- _Exercise aim_:
Restate every line of the material, word for word.

= = = = =

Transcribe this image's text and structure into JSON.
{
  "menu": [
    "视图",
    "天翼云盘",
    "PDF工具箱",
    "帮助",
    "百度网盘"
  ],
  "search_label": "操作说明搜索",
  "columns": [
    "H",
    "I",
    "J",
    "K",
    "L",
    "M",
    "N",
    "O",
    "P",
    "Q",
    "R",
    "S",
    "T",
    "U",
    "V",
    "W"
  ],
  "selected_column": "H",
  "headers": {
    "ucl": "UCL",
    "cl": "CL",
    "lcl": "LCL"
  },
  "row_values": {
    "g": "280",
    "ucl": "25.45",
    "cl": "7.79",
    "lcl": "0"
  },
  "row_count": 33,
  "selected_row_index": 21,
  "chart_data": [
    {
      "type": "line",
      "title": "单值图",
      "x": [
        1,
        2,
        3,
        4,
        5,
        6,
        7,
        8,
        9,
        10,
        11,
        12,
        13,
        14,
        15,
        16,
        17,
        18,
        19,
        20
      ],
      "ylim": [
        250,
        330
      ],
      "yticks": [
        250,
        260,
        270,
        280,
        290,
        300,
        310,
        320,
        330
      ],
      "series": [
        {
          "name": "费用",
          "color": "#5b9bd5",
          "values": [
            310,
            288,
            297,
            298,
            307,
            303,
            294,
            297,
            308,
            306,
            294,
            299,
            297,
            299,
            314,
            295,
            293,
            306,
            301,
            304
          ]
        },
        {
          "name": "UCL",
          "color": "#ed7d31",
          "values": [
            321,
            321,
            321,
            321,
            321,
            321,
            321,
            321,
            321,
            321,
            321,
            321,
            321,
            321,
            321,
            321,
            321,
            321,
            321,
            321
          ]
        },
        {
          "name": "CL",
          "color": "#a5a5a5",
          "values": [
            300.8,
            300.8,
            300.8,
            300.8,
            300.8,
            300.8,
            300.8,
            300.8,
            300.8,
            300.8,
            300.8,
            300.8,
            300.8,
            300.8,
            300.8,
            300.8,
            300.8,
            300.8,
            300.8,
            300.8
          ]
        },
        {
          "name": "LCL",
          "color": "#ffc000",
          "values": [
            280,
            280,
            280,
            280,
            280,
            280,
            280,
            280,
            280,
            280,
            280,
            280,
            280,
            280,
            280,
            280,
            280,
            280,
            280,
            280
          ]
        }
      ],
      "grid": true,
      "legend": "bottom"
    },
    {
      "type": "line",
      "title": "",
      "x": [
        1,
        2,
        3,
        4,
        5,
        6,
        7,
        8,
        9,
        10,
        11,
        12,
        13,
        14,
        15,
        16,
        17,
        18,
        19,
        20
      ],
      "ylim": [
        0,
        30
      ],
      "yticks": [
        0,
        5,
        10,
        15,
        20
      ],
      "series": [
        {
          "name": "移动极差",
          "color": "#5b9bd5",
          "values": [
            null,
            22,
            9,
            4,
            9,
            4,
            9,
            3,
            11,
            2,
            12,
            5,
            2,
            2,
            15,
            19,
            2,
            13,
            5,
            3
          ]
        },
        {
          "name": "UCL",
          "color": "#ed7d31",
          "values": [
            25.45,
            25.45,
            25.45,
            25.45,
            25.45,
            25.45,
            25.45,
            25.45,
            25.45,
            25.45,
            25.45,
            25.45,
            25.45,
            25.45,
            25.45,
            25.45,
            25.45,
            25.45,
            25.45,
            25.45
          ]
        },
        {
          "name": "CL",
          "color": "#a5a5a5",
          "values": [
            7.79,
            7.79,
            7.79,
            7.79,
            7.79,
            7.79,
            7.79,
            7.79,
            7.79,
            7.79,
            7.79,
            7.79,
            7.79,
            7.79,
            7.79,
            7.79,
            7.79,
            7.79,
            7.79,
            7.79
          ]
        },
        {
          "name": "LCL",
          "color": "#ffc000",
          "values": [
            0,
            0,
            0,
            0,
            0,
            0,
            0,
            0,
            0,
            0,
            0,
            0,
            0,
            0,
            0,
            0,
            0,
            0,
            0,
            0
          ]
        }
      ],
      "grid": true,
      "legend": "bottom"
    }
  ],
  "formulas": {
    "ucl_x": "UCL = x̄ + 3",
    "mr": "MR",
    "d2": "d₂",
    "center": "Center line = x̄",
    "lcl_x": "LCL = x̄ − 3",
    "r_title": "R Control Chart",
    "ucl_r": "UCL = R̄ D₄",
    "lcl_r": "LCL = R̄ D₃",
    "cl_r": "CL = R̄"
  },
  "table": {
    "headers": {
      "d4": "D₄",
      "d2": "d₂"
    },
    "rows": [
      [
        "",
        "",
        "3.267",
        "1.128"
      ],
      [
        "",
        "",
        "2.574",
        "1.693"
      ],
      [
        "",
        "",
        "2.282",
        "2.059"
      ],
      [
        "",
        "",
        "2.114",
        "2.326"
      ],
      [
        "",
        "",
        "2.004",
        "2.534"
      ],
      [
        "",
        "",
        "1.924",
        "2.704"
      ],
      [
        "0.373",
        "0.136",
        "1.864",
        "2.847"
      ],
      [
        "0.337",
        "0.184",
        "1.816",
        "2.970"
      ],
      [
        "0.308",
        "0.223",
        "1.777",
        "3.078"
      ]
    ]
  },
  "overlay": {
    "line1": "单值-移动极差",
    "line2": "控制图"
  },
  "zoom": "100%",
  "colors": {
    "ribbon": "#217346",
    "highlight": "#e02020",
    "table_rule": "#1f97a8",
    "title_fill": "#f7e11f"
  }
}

= = = = =

- _Solved problem_:
Transcribe this image's text and structure into JSON.
{
  "menu": [
    "视图",
    "天翼云盘",
    "PDF工具箱",
    "帮助",
    "百度网盘"
  ],
  "search_label": "操作说明搜索",
  "columns": [
    "H",
    "I",
    "J",
    "K",
    "L",
    "M",
    "N",
    "O",
    "P",
    "Q",
    "R",
    "S",
    "T",
    "U",
    "V",
    "W"
  ],
  "selected_column": "H",
  "headers": {
    "ucl": "UCL",
    "cl": "CL",
    "lcl": "LCL"
  },
  "row_values": {
    "g": "280",
    "ucl": "25.45",
    "cl": "7.79",
    "lcl": "0"
  },
  "row_count": 33,
  "selected_row_index": 21,
  "chart_data": [
    {
      "type": "line",
      "title": "单值图",
      "x": [
        1,
        2,
        3,
        4,
        5,
        6,
        7,
        8,
        9,
        10,
        11,
        12,
        13,
        14,
        15,
        16,
        17,
        18,
        19,
        20
      ],
      "ylim": [
        250,
        330
      ],
      "yticks": [
        250,
        260,
        270,
        280,
        290,
        300,
        310,
        320,
        330
      ],
      "series": [
        {
          "name": "费用",
          "color": "#5b9bd5",
          "values": [
            310,
            288,
            297,
            298,
            307,
            303,
            294,
            297,
            308,
            306,
            294,
            299,
            297,
            299,
            314,
            295,
            293,
            306,
            301,
            304
          ]
        },
        {
          "name": "UCL",
          "color": "#ed7d31",
          "values": [
            321,
            321,
            321,
            321,
            321,
            321,
            321,
            321,
            321,
            321,
            321,
            321,
            321,
            321,
            321,
            321,
            321,
            321,
            321,
            321
          ]
        },
        {
          "name": "CL",
          "color": "#a5a5a5",
          "values": [
            300.8,
            300.8,
            300.8,
            300.8,
            300.8,
            300.8,
            300.8,
            300.8,
            300.8,
            300.8,
            300.8,
            300.8,
            300.8,
            300.8,
            300.8,
            300.8,
            300.8,
            300.8,
            300.8,
            300.8
          ]
        },
        {
          "name": "LCL",
          "color": "#ffc000",
          "values": [
            280,
            280,
            280,
            280,
            280,
            280,
            280,
            280,
            280,
            280,
            280,
            280,
            280,
            280,
            280,
            280,
            280,
            280,
            280,
            280
          ]
        }
      ],
      "grid": true,
      "legend": "bottom"
    },
    {
      "type": "line",
      "title": "",
      "x": [
        1,
        2,
        3,
        4,
        5,
        6,
        7,
        8,
        9,
        10,
        11,
        12,
        13,
        14,
        15,
        16,
        17,
        18,
        19,
        20
      ],
      "ylim": [
        0,
        30
      ],
      "yticks": [
        0,
        5,
        10,
        15,
        20
      ],
      "series": [
        {
          "name": "移动极差",
          "color": "#5b9bd5",
          "values": [
            null,
            22,
            9,
            4,
            9,
            4,
            9,
            3,
            11,
            2,
            12,
            5,
            2,
            2,
            15,
            19,
            2,
            13,
            5,
            3
          ]
        },
        {
          "name": "UCL",
          "color": "#ed7d31",
          "values": [
            25.45,
            25.45,
            25.45,
            25.45,
            25.45,
            25.45,
            25.45,
            25.45,
            25.45,
            25.45,
            25.45,
            25.45,
            25.45,
            25.45,
            25.45,
            25.45,
            25.45,
            25.45,
            25.45,
            25.45
          ]
        },
        {
          "name": "CL",
          "color": "#a5a5a5",
          "values": [
            7.79,
            7.79,
            7.79,
            7.79,
            7.79,
            7.79,
            7.79,
            7.79,
            7.79,
            7.79,
            7.79,
            7.79,
            7.79,
            7.79,
            7.79,
            7.79,
            7.79,
            7.79,
            7.79,
            7.79
          ]
        },
        {
          "name": "LCL",
          "color": "#ffc000",
          "values": [
            0,
            0,
            0,
            0,
            0,
            0,
            0,
            0,
            0,
            0,
            0,
            0,
            0,
            0,
            0,
            0,
            0,
            0,
            0,
            0
          ]
        }
      ],
      "grid": true,
      "legend": "bottom"
    }
  ],
  "formulas": {
    "ucl_x": "UCL = x̄ + 3",
    "mr": "MR",
    "d2": "d₂",
    "center": "Center line = x̄",
    "lcl_x": "LCL = x̄ − 3",
    "r_title": "R Control Chart",
    "ucl_r": "UCL = R̄ D₄",
    "lcl_r": "LCL = R̄ D₃",
    "cl_r": "CL = R̄"
  },
  "table": {
    "headers": {
      "d4": "D₄",
      "d2": "d₂"
    },
    "rows": [
      [
        "",
        "",
        "3.267",
        "1.128"
      ],
      [
        "",
        "",
        "2.574",
        "1.693"
      ],
      [
        "",
        "",
        "2.282",
        "2.059"
      ],
      [
        "",
        "",
        "2.114",
        "2.326"
      ],
      [
        "",
        "",
        "2.004",
        "2.534"
      ],
      [
        "",
        "",
        "1.924",
        "2.704"
      ],
      [
        "0.373",
        "0.136",
        "1.864",
        "2.847"
      ],
      [
        "0.337",
        "0.184",
        "1.816",
        "2.970"
      ],
      [
        "0.308",
        "0.223",
        "1.777",
        "3.078"
      ]
    ]
  },
  "overlay": {
    "line1": "单值-移动极差",
    "line2": "控制图"
  },
  "zoom": "100%",
  "colors": {
    "ribbon": "#217346",
    "highlight": "#e02020",
    "table_rule": "#1f97a8",
    "title_fill": "#f7e11f"
  }
}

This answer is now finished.